- What you should do: Quote all entries in full, exactly.

- Data to use:
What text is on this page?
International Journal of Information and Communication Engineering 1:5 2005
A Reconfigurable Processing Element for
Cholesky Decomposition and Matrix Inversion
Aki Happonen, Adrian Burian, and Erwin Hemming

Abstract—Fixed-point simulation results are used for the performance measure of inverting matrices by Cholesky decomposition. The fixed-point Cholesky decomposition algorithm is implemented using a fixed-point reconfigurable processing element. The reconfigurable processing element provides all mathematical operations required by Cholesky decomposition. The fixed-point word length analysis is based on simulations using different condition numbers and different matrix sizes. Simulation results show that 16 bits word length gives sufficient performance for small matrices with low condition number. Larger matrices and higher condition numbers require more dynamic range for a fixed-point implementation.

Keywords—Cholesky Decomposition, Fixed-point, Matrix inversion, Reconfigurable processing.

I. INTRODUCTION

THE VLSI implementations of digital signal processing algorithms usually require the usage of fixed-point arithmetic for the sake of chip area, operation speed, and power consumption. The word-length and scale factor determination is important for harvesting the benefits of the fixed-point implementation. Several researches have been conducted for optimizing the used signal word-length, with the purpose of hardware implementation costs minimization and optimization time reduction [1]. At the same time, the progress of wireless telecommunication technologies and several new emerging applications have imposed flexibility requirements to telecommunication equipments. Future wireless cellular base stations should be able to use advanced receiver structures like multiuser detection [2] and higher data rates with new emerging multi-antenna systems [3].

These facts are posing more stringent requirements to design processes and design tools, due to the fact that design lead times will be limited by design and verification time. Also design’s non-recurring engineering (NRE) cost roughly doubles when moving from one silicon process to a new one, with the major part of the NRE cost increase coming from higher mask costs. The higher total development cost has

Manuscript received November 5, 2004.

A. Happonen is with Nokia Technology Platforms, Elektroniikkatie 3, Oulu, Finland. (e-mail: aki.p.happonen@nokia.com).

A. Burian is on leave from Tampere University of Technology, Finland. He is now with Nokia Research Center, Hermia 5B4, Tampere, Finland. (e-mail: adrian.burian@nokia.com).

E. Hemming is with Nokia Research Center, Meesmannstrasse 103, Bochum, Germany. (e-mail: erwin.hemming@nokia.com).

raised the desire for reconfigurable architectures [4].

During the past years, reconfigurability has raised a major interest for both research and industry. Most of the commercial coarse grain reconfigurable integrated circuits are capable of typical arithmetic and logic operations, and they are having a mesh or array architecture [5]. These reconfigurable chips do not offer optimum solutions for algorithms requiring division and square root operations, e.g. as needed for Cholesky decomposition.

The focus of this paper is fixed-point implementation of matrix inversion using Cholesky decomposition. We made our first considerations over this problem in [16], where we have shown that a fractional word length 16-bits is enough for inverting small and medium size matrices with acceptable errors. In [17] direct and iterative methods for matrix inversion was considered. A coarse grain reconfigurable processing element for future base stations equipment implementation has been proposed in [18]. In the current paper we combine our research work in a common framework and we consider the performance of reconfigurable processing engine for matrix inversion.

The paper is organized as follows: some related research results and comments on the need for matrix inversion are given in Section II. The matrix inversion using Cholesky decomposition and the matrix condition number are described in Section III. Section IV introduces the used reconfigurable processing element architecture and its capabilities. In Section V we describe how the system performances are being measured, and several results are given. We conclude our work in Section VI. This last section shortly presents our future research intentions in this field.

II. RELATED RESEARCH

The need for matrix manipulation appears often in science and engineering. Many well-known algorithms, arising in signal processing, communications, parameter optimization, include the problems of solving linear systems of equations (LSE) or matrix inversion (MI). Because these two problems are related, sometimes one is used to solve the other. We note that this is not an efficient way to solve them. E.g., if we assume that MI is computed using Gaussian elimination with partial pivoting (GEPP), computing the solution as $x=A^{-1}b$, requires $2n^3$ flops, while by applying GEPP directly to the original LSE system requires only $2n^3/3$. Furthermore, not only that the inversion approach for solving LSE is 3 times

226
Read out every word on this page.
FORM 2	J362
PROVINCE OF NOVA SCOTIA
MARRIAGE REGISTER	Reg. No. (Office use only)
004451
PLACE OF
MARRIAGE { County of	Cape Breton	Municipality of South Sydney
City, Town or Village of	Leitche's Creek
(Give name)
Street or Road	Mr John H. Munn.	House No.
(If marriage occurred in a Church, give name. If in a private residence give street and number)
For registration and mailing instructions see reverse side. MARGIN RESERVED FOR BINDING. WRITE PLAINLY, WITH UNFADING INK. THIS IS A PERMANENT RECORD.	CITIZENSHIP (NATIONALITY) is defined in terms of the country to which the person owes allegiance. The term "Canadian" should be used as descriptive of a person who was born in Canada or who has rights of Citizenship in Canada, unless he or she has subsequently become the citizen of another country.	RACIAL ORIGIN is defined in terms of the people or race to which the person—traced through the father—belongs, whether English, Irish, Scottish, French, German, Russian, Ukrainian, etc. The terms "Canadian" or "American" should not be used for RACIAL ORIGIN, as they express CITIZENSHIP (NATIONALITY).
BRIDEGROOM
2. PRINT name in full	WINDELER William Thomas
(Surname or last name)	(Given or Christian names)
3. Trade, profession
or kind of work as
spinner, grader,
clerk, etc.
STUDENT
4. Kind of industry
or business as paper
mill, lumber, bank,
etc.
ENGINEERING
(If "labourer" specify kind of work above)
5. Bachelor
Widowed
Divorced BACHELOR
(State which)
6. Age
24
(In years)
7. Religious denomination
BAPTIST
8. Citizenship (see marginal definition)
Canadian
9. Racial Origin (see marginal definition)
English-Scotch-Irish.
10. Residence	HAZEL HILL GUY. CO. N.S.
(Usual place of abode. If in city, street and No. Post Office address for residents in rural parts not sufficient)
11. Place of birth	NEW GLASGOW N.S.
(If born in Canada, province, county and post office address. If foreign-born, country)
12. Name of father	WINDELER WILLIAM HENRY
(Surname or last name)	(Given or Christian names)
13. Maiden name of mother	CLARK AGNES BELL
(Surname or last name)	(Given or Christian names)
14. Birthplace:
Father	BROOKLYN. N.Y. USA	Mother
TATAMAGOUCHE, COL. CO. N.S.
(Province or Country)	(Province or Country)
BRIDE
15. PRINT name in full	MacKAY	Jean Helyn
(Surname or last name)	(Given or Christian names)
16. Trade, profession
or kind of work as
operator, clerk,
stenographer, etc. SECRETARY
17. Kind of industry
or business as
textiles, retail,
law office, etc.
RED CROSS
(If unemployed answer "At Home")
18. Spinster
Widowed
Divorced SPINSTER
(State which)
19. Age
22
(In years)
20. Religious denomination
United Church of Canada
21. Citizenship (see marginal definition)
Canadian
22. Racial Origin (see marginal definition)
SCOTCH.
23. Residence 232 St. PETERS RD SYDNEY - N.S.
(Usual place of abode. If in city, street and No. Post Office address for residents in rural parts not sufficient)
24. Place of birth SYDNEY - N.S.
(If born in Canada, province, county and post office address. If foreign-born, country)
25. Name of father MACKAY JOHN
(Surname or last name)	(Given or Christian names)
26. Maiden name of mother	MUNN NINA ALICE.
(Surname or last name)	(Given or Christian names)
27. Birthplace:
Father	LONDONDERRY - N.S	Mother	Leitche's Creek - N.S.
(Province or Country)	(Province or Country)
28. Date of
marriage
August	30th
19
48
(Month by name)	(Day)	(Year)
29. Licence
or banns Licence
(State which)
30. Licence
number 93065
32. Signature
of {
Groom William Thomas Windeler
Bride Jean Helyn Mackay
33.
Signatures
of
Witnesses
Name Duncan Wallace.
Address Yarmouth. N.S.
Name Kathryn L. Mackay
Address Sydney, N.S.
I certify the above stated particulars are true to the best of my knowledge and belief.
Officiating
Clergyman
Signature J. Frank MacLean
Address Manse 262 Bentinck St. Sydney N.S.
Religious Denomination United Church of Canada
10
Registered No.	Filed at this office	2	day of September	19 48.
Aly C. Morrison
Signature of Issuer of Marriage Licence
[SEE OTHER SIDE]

- Answer for this exercise:
What text is on this page?
International Journal of Information and Communication Engineering 1:5 2005
A Reconfigurable Processing Element for
Cholesky Decomposition and Matrix Inversion
Aki Happonen, Adrian Burian, and Erwin Hemming

Abstract—Fixed-point simulation results are used for the performance measure of inverting matrices by Cholesky decomposition. The fixed-point Cholesky decomposition algorithm is implemented using a fixed-point reconfigurable processing element. The reconfigurable processing element provides all mathematical operations required by Cholesky decomposition. The fixed-point word length analysis is based on simulations using different condition numbers and different matrix sizes. Simulation results show that 16 bits word length gives sufficient performance for small matrices with low condition number. Larger matrices and higher condition numbers require more dynamic range for a fixed-point implementation.

Keywords—Cholesky Decomposition, Fixed-point, Matrix inversion, Reconfigurable processing.

I. INTRODUCTION

THE VLSI implementations of digital signal processing algorithms usually require the usage of fixed-point arithmetic for the sake of chip area, operation speed, and power consumption. The word-length and scale factor determination is important for harvesting the benefits of the fixed-point implementation. Several researches have been conducted for optimizing the used signal word-length, with the purpose of hardware implementation costs minimization and optimization time reduction [1]. At the same time, the progress of wireless telecommunication technologies and several new emerging applications have imposed flexibility requirements to telecommunication equipments. Future wireless cellular base stations should be able to use advanced receiver structures like multiuser detection [2] and higher data rates with new emerging multi-antenna systems [3].

These facts are posing more stringent requirements to design processes and design tools, due to the fact that design lead times will be limited by design and verification time. Also design’s non-recurring engineering (NRE) cost roughly doubles when moving from one silicon process to a new one, with the major part of the NRE cost increase coming from higher mask costs. The higher total development cost has

Manuscript received November 5, 2004.

A. Happonen is with Nokia Technology Platforms, Elektroniikkatie 3, Oulu, Finland. (e-mail: aki.p.happonen@nokia.com).

A. Burian is on leave from Tampere University of Technology, Finland. He is now with Nokia Research Center, Hermia 5B4, Tampere, Finland. (e-mail: adrian.burian@nokia.com).

E. Hemming is with Nokia Research Center, Meesmannstrasse 103, Bochum, Germany. (e-mail: erwin.hemming@nokia.com).

raised the desire for reconfigurable architectures [4].

During the past years, reconfigurability has raised a major interest for both research and industry. Most of the commercial coarse grain reconfigurable integrated circuits are capable of typical arithmetic and logic operations, and they are having a mesh or array architecture [5]. These reconfigurable chips do not offer optimum solutions for algorithms requiring division and square root operations, e.g. as needed for Cholesky decomposition.

The focus of this paper is fixed-point implementation of matrix inversion using Cholesky decomposition. We made our first considerations over this problem in [16], where we have shown that a fractional word length 16-bits is enough for inverting small and medium size matrices with acceptable errors. In [17] direct and iterative methods for matrix inversion was considered. A coarse grain reconfigurable processing element for future base stations equipment implementation has been proposed in [18]. In the current paper we combine our research work in a common framework and we consider the performance of reconfigurable processing engine for matrix inversion.

The paper is organized as follows: some related research results and comments on the need for matrix inversion are given in Section II. The matrix inversion using Cholesky decomposition and the matrix condition number are described in Section III. Section IV introduces the used reconfigurable processing element architecture and its capabilities. In Section V we describe how the system performances are being measured, and several results are given. We conclude our work in Section VI. This last section shortly presents our future research intentions in this field.

II. RELATED RESEARCH

The need for matrix manipulation appears often in science and engineering. Many well-known algorithms, arising in signal processing, communications, parameter optimization, include the problems of solving linear systems of equations (LSE) or matrix inversion (MI). Because these two problems are related, sometimes one is used to solve the other. We note that this is not an efficient way to solve them. E.g., if we assume that MI is computed using Gaussian elimination with partial pivoting (GEPP), computing the solution as $x=A^{-1}b$, requires $2n^3$ flops, while by applying GEPP directly to the original LSE system requires only $2n^3/3$. Furthermore, not only that the inversion approach for solving LSE is 3 times

226
Read out every word on this page.
FORM 2	J362
PROVINCE OF NOVA SCOTIA
MARRIAGE REGISTER	Reg. No. (Office use only)
004451
PLACE OF
MARRIAGE { County of	Cape Breton	Municipality of South Sydney
City, Town or Village of	Leitche's Creek
(Give name)
Street or Road	Mr John H. Munn.	House No.
(If marriage occurred in a Church, give name. If in a private residence give street and number)
For registration and mailing instructions see reverse side. MARGIN RESERVED FOR BINDING. WRITE PLAINLY, WITH UNFADING INK. THIS IS A PERMANENT RECORD.	CITIZENSHIP (NATIONALITY) is defined in terms of the country to which the person owes allegiance. The term "Canadian" should be used as descriptive of a person who was born in Canada or who has rights of Citizenship in Canada, unless he or she has subsequently become the citizen of another country.	RACIAL ORIGIN is defined in terms of the people or race to which the person—traced through the father—belongs, whether English, Irish, Scottish, French, German, Russian, Ukrainian, etc. The terms "Canadian" or "American" should not be used for RACIAL ORIGIN, as they express CITIZENSHIP (NATIONALITY).
BRIDEGROOM
2. PRINT name in full	WINDELER William Thomas
(Surname or last name)	(Given or Christian names)
3. Trade, profession
or kind of work as
spinner, grader,
clerk, etc.
STUDENT
4. Kind of industry
or business as paper
mill, lumber, bank,
etc.
ENGINEERING
(If "labourer" specify kind of work above)
5. Bachelor
Widowed
Divorced BACHELOR
(State which)
6. Age
24
(In years)
7. Religious denomination
BAPTIST
8. Citizenship (see marginal definition)
Canadian
9. Racial Origin (see marginal definition)
English-Scotch-Irish.
10. Residence	HAZEL HILL GUY. CO. N.S.
(Usual place of abode. If in city, street and No. Post Office address for residents in rural parts not sufficient)
11. Place of birth	NEW GLASGOW N.S.
(If born in Canada, province, county and post office address. If foreign-born, country)
12. Name of father	WINDELER WILLIAM HENRY
(Surname or last name)	(Given or Christian names)
13. Maiden name of mother	CLARK AGNES BELL
(Surname or last name)	(Given or Christian names)
14. Birthplace:
Father	BROOKLYN. N.Y. USA	Mother
TATAMAGOUCHE, COL. CO. N.S.
(Province or Country)	(Province or Country)
BRIDE
15. PRINT name in full	MacKAY	Jean Helyn
(Surname or last name)	(Given or Christian names)
16. Trade, profession
or kind of work as
operator, clerk,
stenographer, etc. SECRETARY
17. Kind of industry
or business as
textiles, retail,
law office, etc.
RED CROSS
(If unemployed answer "At Home")
18. Spinster
Widowed
Divorced SPINSTER
(State which)
19. Age
22
(In years)
20. Religious denomination
United Church of Canada
21. Citizenship (see marginal definition)
Canadian
22. Racial Origin (see marginal definition)
SCOTCH.
23. Residence 232 St. PETERS RD SYDNEY - N.S.
(Usual place of abode. If in city, street and No. Post Office address for residents in rural parts not sufficient)
24. Place of birth SYDNEY - N.S.
(If born in Canada, province, county and post office address. If foreign-born, country)
25. Name of father MACKAY JOHN
(Surname or last name)	(Given or Christian names)
26. Maiden name of mother	MUNN NINA ALICE.
(Surname or last name)	(Given or Christian names)
27. Birthplace:
Father	LONDONDERRY - N.S	Mother	Leitche's Creek - N.S.
(Province or Country)	(Province or Country)
28. Date of
marriage
August	30th
19
48
(Month by name)	(Day)	(Year)
29. Licence
or banns Licence
(State which)
30. Licence
number 93065
32. Signature
of {
Groom William Thomas Windeler
Bride Jean Helyn Mackay
33.
Signatures
of
Witnesses
Name Duncan Wallace.
Address Yarmouth. N.S.
Name Kathryn L. Mackay
Address Sydney, N.S.
I certify the above stated particulars are true to the best of my knowledge and belief.
Officiating
Clergyman
Signature J. Frank MacLean
Address Manse 262 Bentinck St. Sydney N.S.
Religious Denomination United Church of Canada
10
Registered No.	Filed at this office	2	day of September	19 48.
Aly C. Morrison
Signature of Issuer of Marriage Licence
[SEE OTHER SIDE]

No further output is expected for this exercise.